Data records
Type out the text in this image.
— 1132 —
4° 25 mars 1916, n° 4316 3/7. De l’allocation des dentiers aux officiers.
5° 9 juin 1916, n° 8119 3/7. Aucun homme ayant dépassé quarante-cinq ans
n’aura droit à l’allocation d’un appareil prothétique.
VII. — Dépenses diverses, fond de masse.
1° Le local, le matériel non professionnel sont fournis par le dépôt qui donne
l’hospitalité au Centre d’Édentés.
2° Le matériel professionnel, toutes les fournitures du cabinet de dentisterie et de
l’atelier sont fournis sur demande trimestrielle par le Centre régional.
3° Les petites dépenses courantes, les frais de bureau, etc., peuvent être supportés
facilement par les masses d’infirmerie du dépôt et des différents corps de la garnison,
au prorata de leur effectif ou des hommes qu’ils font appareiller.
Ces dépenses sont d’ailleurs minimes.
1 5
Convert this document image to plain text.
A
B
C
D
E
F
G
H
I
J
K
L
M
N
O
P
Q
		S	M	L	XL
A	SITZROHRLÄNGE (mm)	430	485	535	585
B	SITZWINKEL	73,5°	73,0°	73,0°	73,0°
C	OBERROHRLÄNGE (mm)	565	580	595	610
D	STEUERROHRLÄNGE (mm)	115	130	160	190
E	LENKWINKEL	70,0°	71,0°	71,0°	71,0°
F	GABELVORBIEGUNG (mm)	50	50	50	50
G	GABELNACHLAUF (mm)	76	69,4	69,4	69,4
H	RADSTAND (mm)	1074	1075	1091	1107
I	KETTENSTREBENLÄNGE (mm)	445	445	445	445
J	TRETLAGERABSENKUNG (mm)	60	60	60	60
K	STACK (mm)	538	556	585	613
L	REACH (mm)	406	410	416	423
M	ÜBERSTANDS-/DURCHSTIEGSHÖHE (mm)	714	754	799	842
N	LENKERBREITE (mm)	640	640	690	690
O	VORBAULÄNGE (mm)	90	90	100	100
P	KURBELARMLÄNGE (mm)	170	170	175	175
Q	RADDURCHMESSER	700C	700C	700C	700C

▶ _TASK TO CARRY OUT_
Please set down all the data word for word.

▶ _ANSWER TO THE TASK_
Type out the text in this image.
— 1132 —
4° 25 mars 1916, n° 4316 3/7. De l’allocation des dentiers aux officiers.
5° 9 juin 1916, n° 8119 3/7. Aucun homme ayant dépassé quarante-cinq ans
n’aura droit à l’allocation d’un appareil prothétique.
VII. — Dépenses diverses, fond de masse.
1° Le local, le matériel non professionnel sont fournis par le dépôt qui donne
l’hospitalité au Centre d’Édentés.
2° Le matériel professionnel, toutes les fournitures du cabinet de dentisterie et de
l’atelier sont fournis sur demande trimestrielle par le Centre régional.
3° Les petites dépenses courantes, les frais de bureau, etc., peuvent être supportés
facilement par les masses d’infirmerie du dépôt et des différents corps de la garnison,
au prorata de leur effectif ou des hommes qu’ils font appareiller.
Ces dépenses sont d’ailleurs minimes.
1 5
Convert this document image to plain text.
A
B
C
D
E
F
G
H
I
J
K
L
M
N
O
P
Q
		S	M	L	XL
A	SITZROHRLÄNGE (mm)	430	485	535	585
B	SITZWINKEL	73,5°	73,0°	73,0°	73,0°
C	OBERROHRLÄNGE (mm)	565	580	595	610
D	STEUERROHRLÄNGE (mm)	115	130	160	190
E	LENKWINKEL	70,0°	71,0°	71,0°	71,0°
F	GABELVORBIEGUNG (mm)	50	50	50	50
G	GABELNACHLAUF (mm)	76	69,4	69,4	69,4
H	RADSTAND (mm)	1074	1075	1091	1107
I	KETTENSTREBENLÄNGE (mm)	445	445	445	445
J	TRETLAGERABSENKUNG (mm)	60	60	60	60
K	STACK (mm)	538	556	585	613
L	REACH (mm)	406	410	416	423
M	ÜBERSTANDS-/DURCHSTIEGSHÖHE (mm)	714	754	799	842
N	LENKERBREITE (mm)	640	640	690	690
O	VORBAULÄNGE (mm)	90	90	100	100
P	KURBELARMLÄNGE (mm)	170	170	175	175
Q	RADDURCHMESSER	700C	700C	700C	700C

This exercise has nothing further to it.